PROMPT
Write out each line word for word. Drop pictures.

DATASET RECORDS
###

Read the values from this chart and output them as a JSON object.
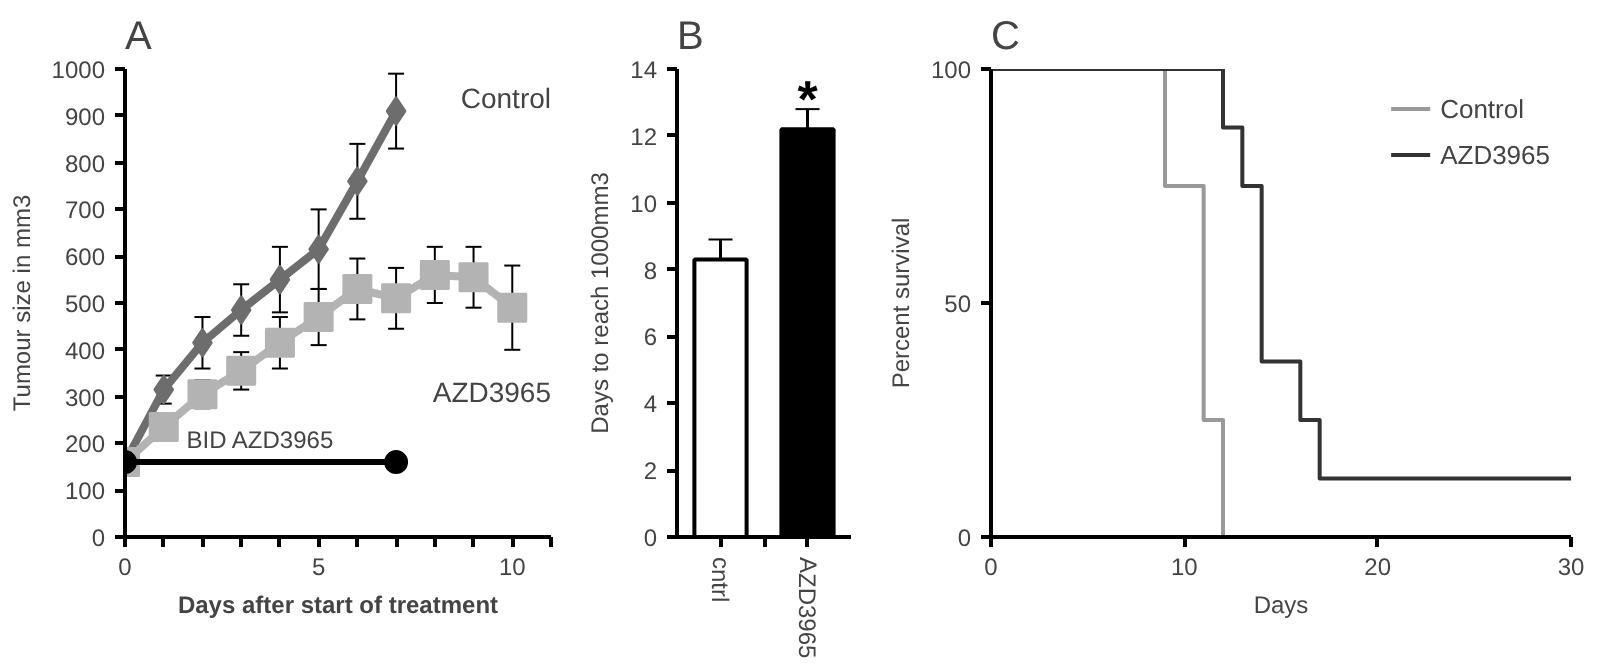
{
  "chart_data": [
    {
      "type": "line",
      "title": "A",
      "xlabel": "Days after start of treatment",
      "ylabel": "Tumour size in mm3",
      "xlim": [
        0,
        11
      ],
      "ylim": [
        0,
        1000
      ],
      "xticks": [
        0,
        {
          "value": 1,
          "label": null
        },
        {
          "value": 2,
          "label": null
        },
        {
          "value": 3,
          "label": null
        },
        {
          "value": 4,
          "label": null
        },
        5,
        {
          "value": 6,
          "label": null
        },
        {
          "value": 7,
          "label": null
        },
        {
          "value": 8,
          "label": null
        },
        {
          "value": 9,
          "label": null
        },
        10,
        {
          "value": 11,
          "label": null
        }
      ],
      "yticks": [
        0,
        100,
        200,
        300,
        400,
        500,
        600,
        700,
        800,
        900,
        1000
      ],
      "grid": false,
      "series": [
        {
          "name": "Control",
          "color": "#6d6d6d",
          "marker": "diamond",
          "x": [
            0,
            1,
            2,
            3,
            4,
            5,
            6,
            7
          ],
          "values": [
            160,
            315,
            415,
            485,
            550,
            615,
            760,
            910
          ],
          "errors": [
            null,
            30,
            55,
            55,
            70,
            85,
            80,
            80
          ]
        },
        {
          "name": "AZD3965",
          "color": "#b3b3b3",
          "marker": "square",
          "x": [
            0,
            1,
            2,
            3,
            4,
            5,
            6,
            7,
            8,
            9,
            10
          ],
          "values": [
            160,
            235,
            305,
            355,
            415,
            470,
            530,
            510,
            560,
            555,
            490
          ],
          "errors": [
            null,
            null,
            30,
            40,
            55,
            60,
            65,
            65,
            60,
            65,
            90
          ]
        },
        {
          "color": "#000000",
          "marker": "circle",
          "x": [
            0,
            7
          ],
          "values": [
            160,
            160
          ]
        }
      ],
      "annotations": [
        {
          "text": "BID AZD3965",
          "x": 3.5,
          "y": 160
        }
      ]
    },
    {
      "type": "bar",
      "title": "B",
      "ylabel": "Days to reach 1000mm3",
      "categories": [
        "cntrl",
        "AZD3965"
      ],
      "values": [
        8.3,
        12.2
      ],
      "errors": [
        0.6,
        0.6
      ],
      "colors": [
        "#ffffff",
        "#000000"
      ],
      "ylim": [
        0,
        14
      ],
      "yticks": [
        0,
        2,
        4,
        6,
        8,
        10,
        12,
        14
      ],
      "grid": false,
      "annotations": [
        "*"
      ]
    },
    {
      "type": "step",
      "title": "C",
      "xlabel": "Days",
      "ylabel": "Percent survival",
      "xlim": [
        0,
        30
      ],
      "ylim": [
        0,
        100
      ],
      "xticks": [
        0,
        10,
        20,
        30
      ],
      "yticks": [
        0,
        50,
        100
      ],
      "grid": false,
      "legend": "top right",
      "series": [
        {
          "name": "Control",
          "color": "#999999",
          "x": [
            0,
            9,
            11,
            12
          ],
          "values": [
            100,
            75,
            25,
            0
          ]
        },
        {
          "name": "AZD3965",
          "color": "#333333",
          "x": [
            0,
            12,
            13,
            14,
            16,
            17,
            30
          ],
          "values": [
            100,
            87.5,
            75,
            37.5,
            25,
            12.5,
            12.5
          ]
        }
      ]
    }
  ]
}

###

RESPONSE TO THIS EXERCISE
Read the values from this chart and output them as a JSON object.
{
  "chart_data": [
    {
      "type": "line",
      "title": "A",
      "xlabel": "Days after start of treatment",
      "ylabel": "Tumour size in mm3",
      "xlim": [
        0,
        11
      ],
      "ylim": [
        0,
        1000
      ],
      "xticks": [
        0,
        {
          "value": 1,
          "label": null
        },
        {
          "value": 2,
          "label": null
        },
        {
          "value": 3,
          "label": null
        },
        {
          "value": 4,
          "label": null
        },
        5,
        {
          "value": 6,
          "label": null
        },
        {
          "value": 7,
          "label": null
        },
        {
          "value": 8,
          "label": null
        },
        {
          "value": 9,
          "label": null
        },
        10,
        {
          "value": 11,
          "label": null
        }
      ],
      "yticks": [
        0,
        100,
        200,
        300,
        400,
        500,
        600,
        700,
        800,
        900,
        1000
      ],
      "grid": false,
      "series": [
        {
          "name": "Control",
          "color": "#6d6d6d",
          "marker": "diamond",
          "x": [
            0,
            1,
            2,
            3,
            4,
            5,
            6,
            7
          ],
          "values": [
            160,
            315,
            415,
            485,
            550,
            615,
            760,
            910
          ],
          "errors": [
            null,
            30,
            55,
            55,
            70,
            85,
            80,
            80
          ]
        },
        {
          "name": "AZD3965",
          "color": "#b3b3b3",
          "marker": "square",
          "x": [
            0,
            1,
            2,
            3,
            4,
            5,
            6,
            7,
            8,
            9,
            10
          ],
          "values": [
            160,
            235,
            305,
            355,
            415,
            470,
            530,
            510,
            560,
            555,
            490
          ],
          "errors": [
            null,
            null,
            30,
            40,
            55,
            60,
            65,
            65,
            60,
            65,
            90
          ]
        },
        {
          "color": "#000000",
          "marker": "circle",
          "x": [
            0,
            7
          ],
          "values": [
            160,
            160
          ]
        }
      ],
      "annotations": [
        {
          "text": "BID AZD3965",
          "x": 3.5,
          "y": 160
        }
      ]
    },
    {
      "type": "bar",
      "title": "B",
      "ylabel": "Days to reach 1000mm3",
      "categories": [
        "cntrl",
        "AZD3965"
      ],
      "values": [
        8.3,
        12.2
      ],
      "errors": [
        0.6,
        0.6
      ],
      "colors": [
        "#ffffff",
        "#000000"
      ],
      "ylim": [
        0,
        14
      ],
      "yticks": [
        0,
        2,
        4,
        6,
        8,
        10,
        12,
        14
      ],
      "grid": false,
      "annotations": [
        "*"
      ]
    },
    {
      "type": "step",
      "title": "C",
      "xlabel": "Days",
      "ylabel": "Percent survival",
      "xlim": [
        0,
        30
      ],
      "ylim": [
        0,
        100
      ],
      "xticks": [
        0,
        10,
        20,
        30
      ],
      "yticks": [
        0,
        50,
        100
      ],
      "grid": false,
      "legend": "top right",
      "series": [
        {
          "name": "Control",
          "color": "#999999",
          "x": [
            0,
            9,
            11,
            12
          ],
          "values": [
            100,
            75,
            25,
            0
          ]
        },
        {
          "name": "AZD3965",
          "color": "#333333",
          "x": [
            0,
            12,
            13,
            14,
            16,
            17,
            30
          ],
          "values": [
            100,
            87.5,
            75,
            37.5,
            25,
            12.5,
            12.5
          ]
        }
      ]
    }
  ]
}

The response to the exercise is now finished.